* INSTRUCTIONS FOR THE TASK
Reproduce all records verbatim.
++++
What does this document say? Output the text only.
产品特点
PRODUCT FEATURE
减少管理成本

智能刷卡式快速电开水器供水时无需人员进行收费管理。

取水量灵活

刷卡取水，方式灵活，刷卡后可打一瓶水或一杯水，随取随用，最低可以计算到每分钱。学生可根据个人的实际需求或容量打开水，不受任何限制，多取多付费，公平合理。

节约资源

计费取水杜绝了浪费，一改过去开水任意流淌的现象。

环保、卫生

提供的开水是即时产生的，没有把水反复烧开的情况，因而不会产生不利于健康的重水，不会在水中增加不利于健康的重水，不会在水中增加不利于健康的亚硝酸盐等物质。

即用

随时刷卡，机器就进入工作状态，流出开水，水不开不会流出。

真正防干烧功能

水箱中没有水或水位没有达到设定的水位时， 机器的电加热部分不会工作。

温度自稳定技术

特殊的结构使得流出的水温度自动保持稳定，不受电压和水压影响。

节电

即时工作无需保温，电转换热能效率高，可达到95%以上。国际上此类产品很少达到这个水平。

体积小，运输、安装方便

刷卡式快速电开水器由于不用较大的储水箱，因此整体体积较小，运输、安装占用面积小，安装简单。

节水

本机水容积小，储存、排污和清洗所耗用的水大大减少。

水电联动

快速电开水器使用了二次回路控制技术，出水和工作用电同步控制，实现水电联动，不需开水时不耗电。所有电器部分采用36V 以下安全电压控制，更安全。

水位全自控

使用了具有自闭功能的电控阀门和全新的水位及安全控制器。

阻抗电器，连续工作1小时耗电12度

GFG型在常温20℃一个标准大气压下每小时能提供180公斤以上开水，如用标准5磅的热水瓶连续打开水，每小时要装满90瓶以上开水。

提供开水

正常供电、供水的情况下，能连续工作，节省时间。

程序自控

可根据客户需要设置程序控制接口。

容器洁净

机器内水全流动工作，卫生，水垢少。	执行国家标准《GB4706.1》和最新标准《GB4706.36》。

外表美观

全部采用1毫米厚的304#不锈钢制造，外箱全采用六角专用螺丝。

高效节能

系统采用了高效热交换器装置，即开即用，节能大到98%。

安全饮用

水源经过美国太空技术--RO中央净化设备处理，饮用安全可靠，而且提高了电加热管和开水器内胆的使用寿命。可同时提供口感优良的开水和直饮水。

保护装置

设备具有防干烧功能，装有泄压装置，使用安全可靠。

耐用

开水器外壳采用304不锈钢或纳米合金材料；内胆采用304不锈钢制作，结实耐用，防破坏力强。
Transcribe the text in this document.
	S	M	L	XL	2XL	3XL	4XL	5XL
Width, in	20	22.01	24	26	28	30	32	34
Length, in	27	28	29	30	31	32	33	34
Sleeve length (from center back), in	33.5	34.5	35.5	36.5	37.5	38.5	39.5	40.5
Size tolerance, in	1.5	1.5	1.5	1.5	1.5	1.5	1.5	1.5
++++
* EXERCISE OUTPUT
What does this document say? Output the text only.
产品特点
PRODUCT FEATURE
减少管理成本

智能刷卡式快速电开水器供水时无需人员进行收费管理。

取水量灵活

刷卡取水，方式灵活，刷卡后可打一瓶水或一杯水，随取随用，最低可以计算到每分钱。学生可根据个人的实际需求或容量打开水，不受任何限制，多取多付费，公平合理。

节约资源

计费取水杜绝了浪费，一改过去开水任意流淌的现象。

环保、卫生

提供的开水是即时产生的，没有把水反复烧开的情况，因而不会产生不利于健康的重水，不会在水中增加不利于健康的重水，不会在水中增加不利于健康的亚硝酸盐等物质。

即用

随时刷卡，机器就进入工作状态，流出开水，水不开不会流出。

真正防干烧功能

水箱中没有水或水位没有达到设定的水位时， 机器的电加热部分不会工作。

温度自稳定技术

特殊的结构使得流出的水温度自动保持稳定，不受电压和水压影响。

节电

即时工作无需保温，电转换热能效率高，可达到95%以上。国际上此类产品很少达到这个水平。

体积小，运输、安装方便

刷卡式快速电开水器由于不用较大的储水箱，因此整体体积较小，运输、安装占用面积小，安装简单。

节水

本机水容积小，储存、排污和清洗所耗用的水大大减少。

水电联动

快速电开水器使用了二次回路控制技术，出水和工作用电同步控制，实现水电联动，不需开水时不耗电。所有电器部分采用36V 以下安全电压控制，更安全。

水位全自控

使用了具有自闭功能的电控阀门和全新的水位及安全控制器。

阻抗电器，连续工作1小时耗电12度

GFG型在常温20℃一个标准大气压下每小时能提供180公斤以上开水，如用标准5磅的热水瓶连续打开水，每小时要装满90瓶以上开水。

提供开水

正常供电、供水的情况下，能连续工作，节省时间。

程序自控

可根据客户需要设置程序控制接口。

容器洁净

机器内水全流动工作，卫生，水垢少。	执行国家标准《GB4706.1》和最新标准《GB4706.36》。

外表美观

全部采用1毫米厚的304#不锈钢制造，外箱全采用六角专用螺丝。

高效节能

系统采用了高效热交换器装置，即开即用，节能大到98%。

安全饮用

水源经过美国太空技术--RO中央净化设备处理，饮用安全可靠，而且提高了电加热管和开水器内胆的使用寿命。可同时提供口感优良的开水和直饮水。

保护装置

设备具有防干烧功能，装有泄压装置，使用安全可靠。

耐用

开水器外壳采用304不锈钢或纳米合金材料；内胆采用304不锈钢制作，结实耐用，防破坏力强。
Transcribe the text in this document.
	S	M	L	XL	2XL	3XL	4XL	5XL
Width, in	20	22.01	24	26	28	30	32	34
Length, in	27	28	29	30	31	32	33	34
Sleeve length (from center back), in	33.5	34.5	35.5	36.5	37.5	38.5	39.5	40.5
Size tolerance, in	1.5	1.5	1.5	1.5	1.5	1.5	1.5	1.5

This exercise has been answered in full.